### [PROBLEM DETAILS]
Write the listing below out again exactly, dropping the images.

[Figure collection entries]
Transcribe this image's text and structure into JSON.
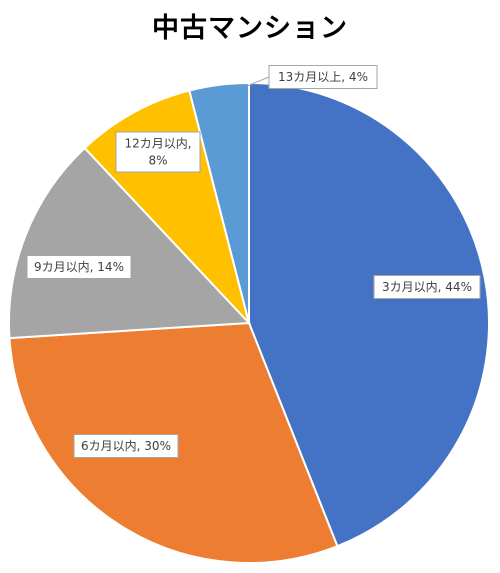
{
  "chart_data": {
    "type": "pie",
    "title": "中古マンション",
    "categories": [
      "3カ月以内",
      "6カ月以内",
      "9カ月以内",
      "12カ月以内",
      "13カ月以上"
    ],
    "values": [
      44,
      30,
      14,
      8,
      4
    ],
    "colors": [
      "#4472C4",
      "#ED7D31",
      "#A5A5A5",
      "#FFC000",
      "#5B9BD5"
    ],
    "data_labels": [
      [
        "3カ月以内, 44%"
      ],
      [
        "6カ月以内, 30%"
      ],
      [
        "9カ月以内, 14%"
      ],
      [
        "12カ月以内,",
        "8%"
      ],
      [
        "13カ月以上, 4%"
      ]
    ],
    "legend": "none",
    "start_angle_deg": 0,
    "direction": "clockwise"
  }
}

### [REPLY TO THE TASK]
Transcribe this image's text and structure into JSON.
{
  "chart_data": {
    "type": "pie",
    "title": "中古マンション",
    "categories": [
      "3カ月以内",
      "6カ月以内",
      "9カ月以内",
      "12カ月以内",
      "13カ月以上"
    ],
    "values": [
      44,
      30,
      14,
      8,
      4
    ],
    "colors": [
      "#4472C4",
      "#ED7D31",
      "#A5A5A5",
      "#FFC000",
      "#5B9BD5"
    ],
    "data_labels": [
      [
        "3カ月以内, 44%"
      ],
      [
        "6カ月以内, 30%"
      ],
      [
        "9カ月以内, 14%"
      ],
      [
        "12カ月以内,",
        "8%"
      ],
      [
        "13カ月以上, 4%"
      ]
    ],
    "legend": "none",
    "start_angle_deg": 0,
    "direction": "clockwise"
  }
}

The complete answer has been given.